**TASK BRIEF:**
Rewrite the listing below as a numbered list, omitting any blank lines.

**DATA:**
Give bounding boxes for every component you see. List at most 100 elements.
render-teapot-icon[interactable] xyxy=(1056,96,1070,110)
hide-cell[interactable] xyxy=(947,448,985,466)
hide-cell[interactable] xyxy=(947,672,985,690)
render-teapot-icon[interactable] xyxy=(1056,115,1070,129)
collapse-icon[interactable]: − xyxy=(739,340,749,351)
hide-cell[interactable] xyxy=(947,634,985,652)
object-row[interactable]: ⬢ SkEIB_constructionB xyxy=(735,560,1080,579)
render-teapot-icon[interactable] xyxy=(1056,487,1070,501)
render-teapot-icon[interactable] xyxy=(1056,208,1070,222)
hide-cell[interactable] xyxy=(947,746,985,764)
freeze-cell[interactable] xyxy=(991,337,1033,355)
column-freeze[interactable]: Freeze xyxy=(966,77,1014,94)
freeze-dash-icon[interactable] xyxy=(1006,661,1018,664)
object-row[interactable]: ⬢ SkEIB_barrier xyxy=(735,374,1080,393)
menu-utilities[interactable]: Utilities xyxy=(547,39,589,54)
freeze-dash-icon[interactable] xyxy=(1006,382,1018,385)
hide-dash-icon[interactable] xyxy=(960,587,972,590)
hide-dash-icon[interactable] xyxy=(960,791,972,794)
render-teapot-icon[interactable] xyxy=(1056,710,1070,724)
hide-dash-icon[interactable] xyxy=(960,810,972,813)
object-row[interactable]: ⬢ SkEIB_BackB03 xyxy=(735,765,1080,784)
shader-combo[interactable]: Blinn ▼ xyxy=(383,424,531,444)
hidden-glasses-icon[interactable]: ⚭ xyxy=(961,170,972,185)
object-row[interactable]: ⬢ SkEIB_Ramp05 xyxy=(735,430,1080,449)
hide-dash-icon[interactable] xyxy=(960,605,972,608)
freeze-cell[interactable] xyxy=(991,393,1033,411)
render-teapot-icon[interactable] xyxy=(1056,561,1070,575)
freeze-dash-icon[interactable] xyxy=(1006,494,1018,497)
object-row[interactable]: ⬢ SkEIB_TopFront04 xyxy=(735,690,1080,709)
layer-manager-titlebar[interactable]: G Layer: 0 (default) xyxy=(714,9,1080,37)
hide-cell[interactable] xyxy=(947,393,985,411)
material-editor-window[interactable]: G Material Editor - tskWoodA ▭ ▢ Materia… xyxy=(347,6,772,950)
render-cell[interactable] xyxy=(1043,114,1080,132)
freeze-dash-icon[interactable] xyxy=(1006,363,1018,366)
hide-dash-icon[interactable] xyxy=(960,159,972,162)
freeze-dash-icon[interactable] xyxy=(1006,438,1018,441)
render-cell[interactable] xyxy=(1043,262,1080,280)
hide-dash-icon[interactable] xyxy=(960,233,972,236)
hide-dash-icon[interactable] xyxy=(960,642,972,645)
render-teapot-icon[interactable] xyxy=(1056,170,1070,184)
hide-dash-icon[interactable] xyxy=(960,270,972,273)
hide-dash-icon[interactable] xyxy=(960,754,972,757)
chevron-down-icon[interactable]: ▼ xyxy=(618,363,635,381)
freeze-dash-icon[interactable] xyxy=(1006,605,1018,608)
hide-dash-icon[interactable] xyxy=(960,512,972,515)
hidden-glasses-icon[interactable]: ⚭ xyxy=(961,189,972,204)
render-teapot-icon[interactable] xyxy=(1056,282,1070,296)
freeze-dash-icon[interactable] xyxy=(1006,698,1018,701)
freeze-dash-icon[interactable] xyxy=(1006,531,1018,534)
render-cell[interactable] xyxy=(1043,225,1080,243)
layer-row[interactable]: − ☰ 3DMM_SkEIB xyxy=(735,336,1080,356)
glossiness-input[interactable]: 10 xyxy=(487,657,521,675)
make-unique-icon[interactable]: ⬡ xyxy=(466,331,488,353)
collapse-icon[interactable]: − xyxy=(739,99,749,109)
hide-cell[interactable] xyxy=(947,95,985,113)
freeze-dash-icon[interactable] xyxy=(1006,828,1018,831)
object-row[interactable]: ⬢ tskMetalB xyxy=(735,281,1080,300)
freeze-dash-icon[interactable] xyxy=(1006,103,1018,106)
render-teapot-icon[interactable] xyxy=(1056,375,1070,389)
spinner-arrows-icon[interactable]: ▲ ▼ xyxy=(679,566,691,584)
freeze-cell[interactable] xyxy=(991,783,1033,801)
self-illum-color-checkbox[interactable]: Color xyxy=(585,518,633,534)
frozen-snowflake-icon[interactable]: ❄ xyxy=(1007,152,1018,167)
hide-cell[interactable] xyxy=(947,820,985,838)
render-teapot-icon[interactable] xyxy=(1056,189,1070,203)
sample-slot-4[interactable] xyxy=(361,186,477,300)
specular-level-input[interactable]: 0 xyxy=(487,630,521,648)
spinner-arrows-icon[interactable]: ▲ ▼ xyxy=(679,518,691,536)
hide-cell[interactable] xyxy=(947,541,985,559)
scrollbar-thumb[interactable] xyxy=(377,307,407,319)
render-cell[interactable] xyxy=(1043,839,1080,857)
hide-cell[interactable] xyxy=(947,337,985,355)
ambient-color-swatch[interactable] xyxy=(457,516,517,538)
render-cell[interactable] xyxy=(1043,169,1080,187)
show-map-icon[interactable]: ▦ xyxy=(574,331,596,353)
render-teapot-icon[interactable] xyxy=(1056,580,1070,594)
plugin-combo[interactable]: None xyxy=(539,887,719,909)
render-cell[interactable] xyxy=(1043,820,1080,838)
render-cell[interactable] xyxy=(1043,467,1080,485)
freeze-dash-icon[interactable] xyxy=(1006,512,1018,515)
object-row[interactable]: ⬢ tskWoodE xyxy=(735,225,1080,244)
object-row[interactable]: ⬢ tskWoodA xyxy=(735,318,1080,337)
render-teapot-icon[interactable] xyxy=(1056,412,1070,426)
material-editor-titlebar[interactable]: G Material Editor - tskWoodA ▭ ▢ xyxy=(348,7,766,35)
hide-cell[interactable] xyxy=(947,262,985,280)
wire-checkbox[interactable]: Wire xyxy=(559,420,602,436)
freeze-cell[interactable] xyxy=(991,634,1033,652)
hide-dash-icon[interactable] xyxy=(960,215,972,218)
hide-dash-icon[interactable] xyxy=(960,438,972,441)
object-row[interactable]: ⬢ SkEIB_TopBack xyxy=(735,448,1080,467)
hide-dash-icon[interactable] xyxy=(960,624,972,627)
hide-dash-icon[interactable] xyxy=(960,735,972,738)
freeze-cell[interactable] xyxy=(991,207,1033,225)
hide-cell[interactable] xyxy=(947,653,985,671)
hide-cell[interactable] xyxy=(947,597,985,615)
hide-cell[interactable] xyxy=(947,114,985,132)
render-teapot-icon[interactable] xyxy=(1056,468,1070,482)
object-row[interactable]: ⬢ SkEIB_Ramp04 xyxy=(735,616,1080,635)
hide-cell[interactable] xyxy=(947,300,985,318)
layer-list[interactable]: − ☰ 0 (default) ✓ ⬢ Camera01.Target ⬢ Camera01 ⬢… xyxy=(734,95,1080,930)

**ANSWER:**
1. Give bounding boxes for every component you see. List at most 100 elements.
2. render-teapot-icon[interactable] xyxy=(1056,96,1070,110)
3. hide-cell[interactable] xyxy=(947,448,985,466)
4. hide-cell[interactable] xyxy=(947,672,985,690)
5. render-teapot-icon[interactable] xyxy=(1056,115,1070,129)
6. collapse-icon[interactable]: − xyxy=(739,340,749,351)
7. hide-cell[interactable] xyxy=(947,634,985,652)
8. object-row[interactable]: ⬢ SkEIB_constructionB xyxy=(735,560,1080,579)
9. render-teapot-icon[interactable] xyxy=(1056,487,1070,501)
10. render-teapot-icon[interactable] xyxy=(1056,208,1070,222)
11. hide-cell[interactable] xyxy=(947,746,985,764)
12. freeze-cell[interactable] xyxy=(991,337,1033,355)
13. column-freeze[interactable]: Freeze xyxy=(966,77,1014,94)
14. freeze-dash-icon[interactable] xyxy=(1006,661,1018,664)
15. object-row[interactable]: ⬢ SkEIB_barrier xyxy=(735,374,1080,393)
16. menu-utilities[interactable]: Utilities xyxy=(547,39,589,54)
17. freeze-dash-icon[interactable] xyxy=(1006,382,1018,385)
18. hide-dash-icon[interactable] xyxy=(960,587,972,590)
19. hide-dash-icon[interactable] xyxy=(960,791,972,794)
20. render-teapot-icon[interactable] xyxy=(1056,710,1070,724)
21. hide-dash-icon[interactable] xyxy=(960,810,972,813)
22. object-row[interactable]: ⬢ SkEIB_BackB03 xyxy=(735,765,1080,784)
23. shader-combo[interactable]: Blinn ▼ xyxy=(383,424,531,444)
24. hidden-glasses-icon[interactable]: ⚭ xyxy=(961,170,972,185)
25. object-row[interactable]: ⬢ SkEIB_Ramp05 xyxy=(735,430,1080,449)
26. hide-dash-icon[interactable] xyxy=(960,605,972,608)
27. freeze-cell[interactable] xyxy=(991,393,1033,411)
28. render-teapot-icon[interactable] xyxy=(1056,561,1070,575)
29. freeze-dash-icon[interactable] xyxy=(1006,494,1018,497)
30. object-row[interactable]: ⬢ SkEIB_TopFront04 xyxy=(735,690,1080,709)
31. layer-manager-titlebar[interactable]: G Layer: 0 (default) xyxy=(714,9,1080,37)
32. hide-cell[interactable] xyxy=(947,393,985,411)
33. material-editor-window[interactable]: G Material Editor - tskWoodA ▭ ▢ Materia… xyxy=(347,6,772,950)
34. render-cell[interactable] xyxy=(1043,114,1080,132)
35. freeze-dash-icon[interactable] xyxy=(1006,363,1018,366)
36. hide-dash-icon[interactable] xyxy=(960,159,972,162)
37. freeze-dash-icon[interactable] xyxy=(1006,438,1018,441)
38. render-cell[interactable] xyxy=(1043,262,1080,280)
39. hide-dash-icon[interactable] xyxy=(960,233,972,236)
40. hide-dash-icon[interactable] xyxy=(960,642,972,645)
41. render-teapot-icon[interactable] xyxy=(1056,170,1070,184)
42. hide-dash-icon[interactable] xyxy=(960,270,972,273)
43. hide-dash-icon[interactable] xyxy=(960,754,972,757)
44. chevron-down-icon[interactable]: ▼ xyxy=(618,363,635,381)
45. freeze-dash-icon[interactable] xyxy=(1006,605,1018,608)
46. hide-dash-icon[interactable] xyxy=(960,512,972,515)
47. hidden-glasses-icon[interactable]: ⚭ xyxy=(961,189,972,204)
48. render-teapot-icon[interactable] xyxy=(1056,282,1070,296)
49. freeze-dash-icon[interactable] xyxy=(1006,698,1018,701)
50. freeze-dash-icon[interactable] xyxy=(1006,531,1018,534)
51. render-cell[interactable] xyxy=(1043,225,1080,243)
52. layer-row[interactable]: − ☰ 3DMM_SkEIB xyxy=(735,336,1080,356)
53. glossiness-input[interactable]: 10 xyxy=(487,657,521,675)
54. make-unique-icon[interactable]: ⬡ xyxy=(466,331,488,353)
55. collapse-icon[interactable]: − xyxy=(739,99,749,109)
56. hide-cell[interactable] xyxy=(947,95,985,113)
57. freeze-dash-icon[interactable] xyxy=(1006,828,1018,831)
58. object-row[interactable]: ⬢ tskMetalB xyxy=(735,281,1080,300)
59. freeze-dash-icon[interactable] xyxy=(1006,103,1018,106)
60. render-teapot-icon[interactable] xyxy=(1056,375,1070,389)
61. spinner-arrows-icon[interactable]: ▲ ▼ xyxy=(679,566,691,584)
62. freeze-cell[interactable] xyxy=(991,783,1033,801)
63. self-illum-color-checkbox[interactable]: Color xyxy=(585,518,633,534)
64. frozen-snowflake-icon[interactable]: ❄ xyxy=(1007,152,1018,167)
65. hide-cell[interactable] xyxy=(947,820,985,838)
66. render-teapot-icon[interactable] xyxy=(1056,189,1070,203)
67. sample-slot-4[interactable] xyxy=(361,186,477,300)
68. specular-level-input[interactable]: 0 xyxy=(487,630,521,648)
69. spinner-arrows-icon[interactable]: ▲ ▼ xyxy=(679,518,691,536)
70. hide-cell[interactable] xyxy=(947,541,985,559)
71. scrollbar-thumb[interactable] xyxy=(377,307,407,319)
72. render-cell[interactable] xyxy=(1043,839,1080,857)
73. hide-cell[interactable] xyxy=(947,337,985,355)
74. ambient-color-swatch[interactable] xyxy=(457,516,517,538)
75. render-cell[interactable] xyxy=(1043,169,1080,187)
76. show-map-icon[interactable]: ▦ xyxy=(574,331,596,353)
77. render-teapot-icon[interactable] xyxy=(1056,580,1070,594)
78. plugin-combo[interactable]: None xyxy=(539,887,719,909)
79. render-cell[interactable] xyxy=(1043,820,1080,838)
80. render-cell[interactable] xyxy=(1043,467,1080,485)
81. freeze-dash-icon[interactable] xyxy=(1006,512,1018,515)
82. object-row[interactable]: ⬢ tskWoodE xyxy=(735,225,1080,244)
83. object-row[interactable]: ⬢ tskWoodA xyxy=(735,318,1080,337)
84. render-teapot-icon[interactable] xyxy=(1056,412,1070,426)
85. material-editor-titlebar[interactable]: G Material Editor - tskWoodA ▭ ▢ xyxy=(348,7,766,35)
86. hide-cell[interactable] xyxy=(947,262,985,280)
87. wire-checkbox[interactable]: Wire xyxy=(559,420,602,436)
88. freeze-cell[interactable] xyxy=(991,634,1033,652)
89. hide-dash-icon[interactable] xyxy=(960,215,972,218)
90. hide-dash-icon[interactable] xyxy=(960,438,972,441)
91. object-row[interactable]: ⬢ SkEIB_TopBack xyxy=(735,448,1080,467)
92. hide-dash-icon[interactable] xyxy=(960,624,972,627)
93. hide-dash-icon[interactable] xyxy=(960,735,972,738)
94. freeze-cell[interactable] xyxy=(991,207,1033,225)
95. hide-cell[interactable] xyxy=(947,653,985,671)
96. hide-cell[interactable] xyxy=(947,597,985,615)
97. hide-cell[interactable] xyxy=(947,114,985,132)
98. render-teapot-icon[interactable] xyxy=(1056,468,1070,482)
99. object-row[interactable]: ⬢ SkEIB_Ramp04 xyxy=(735,616,1080,635)
100. hide-cell[interactable] xyxy=(947,300,985,318)
101. layer-list[interactable]: − ☰ 0 (default) ✓ ⬢ Camera01.Target ⬢ Camera01 ⬢… xyxy=(734,95,1080,930)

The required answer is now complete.